## Job
Which lines below hold the word "Reliable"? Report each one.

··· Given data ···

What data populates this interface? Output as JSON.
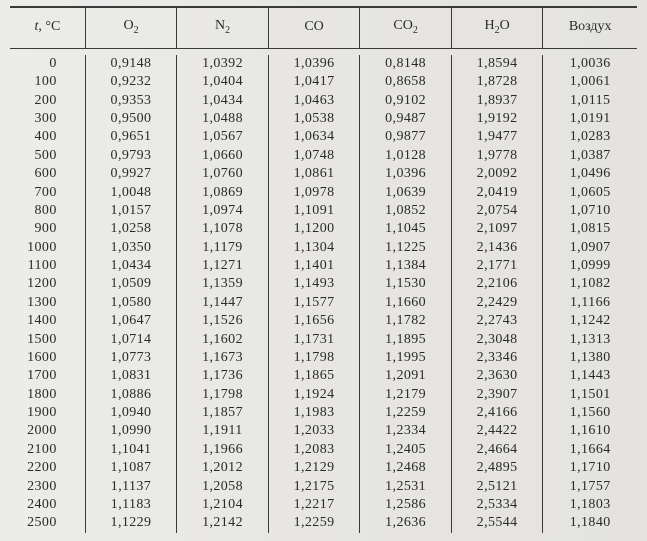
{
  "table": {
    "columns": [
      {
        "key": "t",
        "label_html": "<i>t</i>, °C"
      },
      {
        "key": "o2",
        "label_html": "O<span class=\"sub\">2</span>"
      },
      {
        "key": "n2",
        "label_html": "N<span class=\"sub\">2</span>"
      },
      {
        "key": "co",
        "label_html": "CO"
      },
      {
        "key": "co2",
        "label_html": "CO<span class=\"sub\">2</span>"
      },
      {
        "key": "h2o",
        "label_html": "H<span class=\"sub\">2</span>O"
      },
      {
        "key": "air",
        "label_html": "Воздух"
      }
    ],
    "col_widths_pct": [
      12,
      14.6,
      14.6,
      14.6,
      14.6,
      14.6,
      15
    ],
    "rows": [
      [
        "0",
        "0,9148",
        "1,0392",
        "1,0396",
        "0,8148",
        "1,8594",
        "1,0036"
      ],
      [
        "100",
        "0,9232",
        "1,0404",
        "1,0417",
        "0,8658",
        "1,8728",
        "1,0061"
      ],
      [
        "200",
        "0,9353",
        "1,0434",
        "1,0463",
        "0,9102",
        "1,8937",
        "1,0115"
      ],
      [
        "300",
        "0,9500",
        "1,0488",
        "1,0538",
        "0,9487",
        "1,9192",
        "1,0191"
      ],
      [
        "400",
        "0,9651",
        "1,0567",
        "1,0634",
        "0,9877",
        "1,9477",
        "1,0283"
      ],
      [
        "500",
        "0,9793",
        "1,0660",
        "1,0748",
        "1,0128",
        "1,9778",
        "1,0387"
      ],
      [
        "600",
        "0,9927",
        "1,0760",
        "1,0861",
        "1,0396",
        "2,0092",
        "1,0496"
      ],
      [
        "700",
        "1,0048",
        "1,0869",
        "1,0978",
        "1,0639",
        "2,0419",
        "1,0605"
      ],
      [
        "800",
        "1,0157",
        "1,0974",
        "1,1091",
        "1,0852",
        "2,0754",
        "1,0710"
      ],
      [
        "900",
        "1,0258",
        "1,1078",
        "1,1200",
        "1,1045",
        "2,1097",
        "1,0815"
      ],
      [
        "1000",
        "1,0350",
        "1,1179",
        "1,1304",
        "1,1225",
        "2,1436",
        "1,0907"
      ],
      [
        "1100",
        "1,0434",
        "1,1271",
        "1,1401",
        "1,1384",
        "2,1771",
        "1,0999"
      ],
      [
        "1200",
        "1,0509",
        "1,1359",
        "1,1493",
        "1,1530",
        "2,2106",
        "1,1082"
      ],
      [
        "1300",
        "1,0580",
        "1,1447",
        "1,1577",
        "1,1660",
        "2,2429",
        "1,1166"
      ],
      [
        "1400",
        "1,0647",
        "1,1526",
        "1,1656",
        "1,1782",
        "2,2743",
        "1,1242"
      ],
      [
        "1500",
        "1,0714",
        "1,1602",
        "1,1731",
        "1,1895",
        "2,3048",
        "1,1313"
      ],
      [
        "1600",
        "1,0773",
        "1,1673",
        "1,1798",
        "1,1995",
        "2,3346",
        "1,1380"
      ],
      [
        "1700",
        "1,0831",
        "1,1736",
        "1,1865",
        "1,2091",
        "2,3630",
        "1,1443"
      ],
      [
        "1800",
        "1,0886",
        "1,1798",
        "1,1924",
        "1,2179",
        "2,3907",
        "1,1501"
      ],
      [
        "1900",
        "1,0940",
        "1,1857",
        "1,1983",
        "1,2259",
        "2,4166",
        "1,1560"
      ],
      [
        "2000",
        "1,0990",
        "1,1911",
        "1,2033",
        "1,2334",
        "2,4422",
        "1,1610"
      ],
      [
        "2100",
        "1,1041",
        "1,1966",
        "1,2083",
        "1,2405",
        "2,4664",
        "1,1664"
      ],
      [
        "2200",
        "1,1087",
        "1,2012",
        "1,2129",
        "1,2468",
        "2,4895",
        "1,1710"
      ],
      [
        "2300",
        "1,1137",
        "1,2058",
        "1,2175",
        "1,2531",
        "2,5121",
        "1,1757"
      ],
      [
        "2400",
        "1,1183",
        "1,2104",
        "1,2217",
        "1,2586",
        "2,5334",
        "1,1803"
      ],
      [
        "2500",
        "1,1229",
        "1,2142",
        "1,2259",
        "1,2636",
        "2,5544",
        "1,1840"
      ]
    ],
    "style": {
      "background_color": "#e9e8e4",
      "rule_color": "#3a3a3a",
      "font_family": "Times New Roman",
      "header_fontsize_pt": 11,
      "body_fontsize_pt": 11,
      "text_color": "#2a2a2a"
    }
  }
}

···
··· Given data ···

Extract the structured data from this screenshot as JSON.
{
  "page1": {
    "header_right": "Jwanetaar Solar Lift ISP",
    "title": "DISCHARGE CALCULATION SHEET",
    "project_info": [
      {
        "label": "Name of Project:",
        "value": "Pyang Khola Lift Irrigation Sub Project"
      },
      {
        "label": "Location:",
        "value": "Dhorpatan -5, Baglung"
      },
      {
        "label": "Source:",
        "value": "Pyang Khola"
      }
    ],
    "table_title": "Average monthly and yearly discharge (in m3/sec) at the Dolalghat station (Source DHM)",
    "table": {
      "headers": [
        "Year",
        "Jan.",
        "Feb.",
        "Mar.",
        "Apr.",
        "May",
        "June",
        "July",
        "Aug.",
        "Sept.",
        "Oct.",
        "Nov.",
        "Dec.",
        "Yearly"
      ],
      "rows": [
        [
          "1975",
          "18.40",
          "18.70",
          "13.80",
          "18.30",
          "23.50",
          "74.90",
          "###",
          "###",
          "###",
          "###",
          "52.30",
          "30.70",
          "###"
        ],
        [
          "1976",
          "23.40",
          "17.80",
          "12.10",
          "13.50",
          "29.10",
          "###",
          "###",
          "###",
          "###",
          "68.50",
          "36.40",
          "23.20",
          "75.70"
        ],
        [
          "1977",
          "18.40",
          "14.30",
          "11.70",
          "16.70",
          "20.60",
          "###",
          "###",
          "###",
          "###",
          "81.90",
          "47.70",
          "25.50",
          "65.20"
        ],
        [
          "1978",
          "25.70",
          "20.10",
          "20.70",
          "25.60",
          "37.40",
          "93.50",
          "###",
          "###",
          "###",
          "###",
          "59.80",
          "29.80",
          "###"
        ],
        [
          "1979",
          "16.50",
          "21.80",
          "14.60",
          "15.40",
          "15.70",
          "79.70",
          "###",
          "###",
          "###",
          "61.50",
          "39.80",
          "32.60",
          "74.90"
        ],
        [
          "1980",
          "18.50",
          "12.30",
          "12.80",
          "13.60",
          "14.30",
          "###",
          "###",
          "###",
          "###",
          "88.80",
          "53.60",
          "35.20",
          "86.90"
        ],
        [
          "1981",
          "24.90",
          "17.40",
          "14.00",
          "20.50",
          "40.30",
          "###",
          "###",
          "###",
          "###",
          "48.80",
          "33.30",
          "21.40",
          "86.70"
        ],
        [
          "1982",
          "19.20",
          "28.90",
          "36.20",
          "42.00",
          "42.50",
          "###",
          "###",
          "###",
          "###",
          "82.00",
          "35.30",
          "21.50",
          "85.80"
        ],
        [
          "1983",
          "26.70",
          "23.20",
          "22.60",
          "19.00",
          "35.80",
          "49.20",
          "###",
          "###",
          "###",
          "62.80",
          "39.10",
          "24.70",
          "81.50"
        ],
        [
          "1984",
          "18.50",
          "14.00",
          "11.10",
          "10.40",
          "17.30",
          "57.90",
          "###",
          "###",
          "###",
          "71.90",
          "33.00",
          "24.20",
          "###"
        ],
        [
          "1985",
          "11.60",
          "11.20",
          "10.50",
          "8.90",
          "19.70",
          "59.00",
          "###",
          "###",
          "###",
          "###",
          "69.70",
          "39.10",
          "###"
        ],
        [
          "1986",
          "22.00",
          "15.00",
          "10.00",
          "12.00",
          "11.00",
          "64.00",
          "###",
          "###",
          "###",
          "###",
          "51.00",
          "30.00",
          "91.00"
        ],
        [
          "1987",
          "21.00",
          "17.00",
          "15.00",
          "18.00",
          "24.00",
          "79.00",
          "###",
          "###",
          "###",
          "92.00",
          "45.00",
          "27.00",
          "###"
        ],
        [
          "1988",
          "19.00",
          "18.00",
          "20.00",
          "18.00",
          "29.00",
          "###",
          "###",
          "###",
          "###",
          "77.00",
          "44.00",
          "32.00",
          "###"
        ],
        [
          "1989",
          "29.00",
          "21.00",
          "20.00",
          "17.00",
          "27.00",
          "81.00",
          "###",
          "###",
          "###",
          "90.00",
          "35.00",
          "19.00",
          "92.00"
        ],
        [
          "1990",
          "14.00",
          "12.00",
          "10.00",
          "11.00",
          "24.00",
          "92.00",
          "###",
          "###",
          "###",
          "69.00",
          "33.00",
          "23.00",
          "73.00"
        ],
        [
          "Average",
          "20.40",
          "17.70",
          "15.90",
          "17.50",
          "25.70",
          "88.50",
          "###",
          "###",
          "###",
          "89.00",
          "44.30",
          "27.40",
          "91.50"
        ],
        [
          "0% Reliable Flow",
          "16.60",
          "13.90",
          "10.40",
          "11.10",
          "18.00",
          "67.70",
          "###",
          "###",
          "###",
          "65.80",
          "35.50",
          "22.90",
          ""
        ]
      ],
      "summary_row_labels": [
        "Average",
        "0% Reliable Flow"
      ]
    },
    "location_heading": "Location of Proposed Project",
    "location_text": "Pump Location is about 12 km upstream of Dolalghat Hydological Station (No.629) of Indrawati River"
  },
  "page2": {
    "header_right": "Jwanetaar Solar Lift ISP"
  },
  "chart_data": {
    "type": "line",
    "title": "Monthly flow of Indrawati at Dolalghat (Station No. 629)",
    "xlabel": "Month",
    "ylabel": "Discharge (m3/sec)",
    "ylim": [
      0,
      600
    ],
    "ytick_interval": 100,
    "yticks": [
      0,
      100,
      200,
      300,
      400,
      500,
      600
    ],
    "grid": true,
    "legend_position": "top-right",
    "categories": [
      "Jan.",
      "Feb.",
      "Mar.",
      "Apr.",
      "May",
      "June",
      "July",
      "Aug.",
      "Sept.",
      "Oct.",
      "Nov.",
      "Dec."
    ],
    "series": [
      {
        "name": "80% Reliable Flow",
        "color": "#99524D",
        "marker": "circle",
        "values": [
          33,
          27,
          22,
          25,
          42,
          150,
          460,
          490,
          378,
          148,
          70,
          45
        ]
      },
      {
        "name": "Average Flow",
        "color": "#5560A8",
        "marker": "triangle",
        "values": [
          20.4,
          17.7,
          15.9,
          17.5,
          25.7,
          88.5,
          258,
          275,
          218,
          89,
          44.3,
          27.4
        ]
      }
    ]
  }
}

···

## Answer for this exercise
          "0% Reliable Flow",
        "0% Reliable Flow"
        "name": "80% Reliable Flow",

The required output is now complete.